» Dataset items
______________________________
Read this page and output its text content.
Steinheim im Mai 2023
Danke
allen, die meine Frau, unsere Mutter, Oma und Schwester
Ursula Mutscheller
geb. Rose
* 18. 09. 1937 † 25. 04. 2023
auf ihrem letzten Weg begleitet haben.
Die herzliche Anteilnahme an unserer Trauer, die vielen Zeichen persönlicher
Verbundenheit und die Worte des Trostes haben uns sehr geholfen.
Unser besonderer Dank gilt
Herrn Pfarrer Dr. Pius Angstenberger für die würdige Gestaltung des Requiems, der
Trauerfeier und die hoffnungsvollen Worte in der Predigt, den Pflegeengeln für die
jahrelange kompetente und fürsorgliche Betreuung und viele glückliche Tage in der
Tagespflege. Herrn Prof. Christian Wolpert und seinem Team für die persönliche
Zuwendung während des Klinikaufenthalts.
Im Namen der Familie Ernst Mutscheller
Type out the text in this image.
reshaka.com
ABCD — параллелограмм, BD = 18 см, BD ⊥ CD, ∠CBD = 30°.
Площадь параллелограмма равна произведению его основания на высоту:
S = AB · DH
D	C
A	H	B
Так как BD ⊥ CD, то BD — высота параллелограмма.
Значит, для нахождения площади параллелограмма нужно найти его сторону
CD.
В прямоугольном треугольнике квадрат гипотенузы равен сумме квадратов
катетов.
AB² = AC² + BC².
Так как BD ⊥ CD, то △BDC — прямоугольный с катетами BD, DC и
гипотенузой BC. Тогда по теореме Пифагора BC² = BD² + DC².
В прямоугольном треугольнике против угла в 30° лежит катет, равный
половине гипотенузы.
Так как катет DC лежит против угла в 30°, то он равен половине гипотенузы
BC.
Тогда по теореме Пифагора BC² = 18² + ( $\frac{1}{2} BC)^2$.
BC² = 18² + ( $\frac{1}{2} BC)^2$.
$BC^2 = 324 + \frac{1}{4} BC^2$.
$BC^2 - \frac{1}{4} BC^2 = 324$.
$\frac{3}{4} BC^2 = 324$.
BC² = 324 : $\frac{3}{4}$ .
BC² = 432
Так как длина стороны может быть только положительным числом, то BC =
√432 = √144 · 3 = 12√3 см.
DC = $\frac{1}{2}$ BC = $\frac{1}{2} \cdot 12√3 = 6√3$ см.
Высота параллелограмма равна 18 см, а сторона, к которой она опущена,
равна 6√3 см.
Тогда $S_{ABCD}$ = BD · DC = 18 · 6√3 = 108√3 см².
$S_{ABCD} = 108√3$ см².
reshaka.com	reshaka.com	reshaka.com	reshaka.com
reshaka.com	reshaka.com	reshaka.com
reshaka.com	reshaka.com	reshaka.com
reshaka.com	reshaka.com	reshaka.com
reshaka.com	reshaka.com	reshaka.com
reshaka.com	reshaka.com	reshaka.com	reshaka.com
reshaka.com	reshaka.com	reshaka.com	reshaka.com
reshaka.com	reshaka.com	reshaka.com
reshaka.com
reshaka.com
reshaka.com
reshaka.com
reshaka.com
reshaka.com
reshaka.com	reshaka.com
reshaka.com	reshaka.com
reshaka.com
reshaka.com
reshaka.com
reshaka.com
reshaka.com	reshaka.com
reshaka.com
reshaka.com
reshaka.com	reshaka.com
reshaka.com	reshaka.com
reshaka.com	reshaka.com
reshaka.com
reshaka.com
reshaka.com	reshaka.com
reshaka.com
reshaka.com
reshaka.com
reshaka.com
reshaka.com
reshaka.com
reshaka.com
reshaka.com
______________________________
» Exercise directions
Go through the listing above and list every line that has the word "Пифагора".

» Solved problem
гипотенузой BC. Тогда по теореме Пифагора BC² = BD² + DC².
Тогда по теореме Пифагора BC² = 18² + ( $\frac{1}{2} BC)^2$.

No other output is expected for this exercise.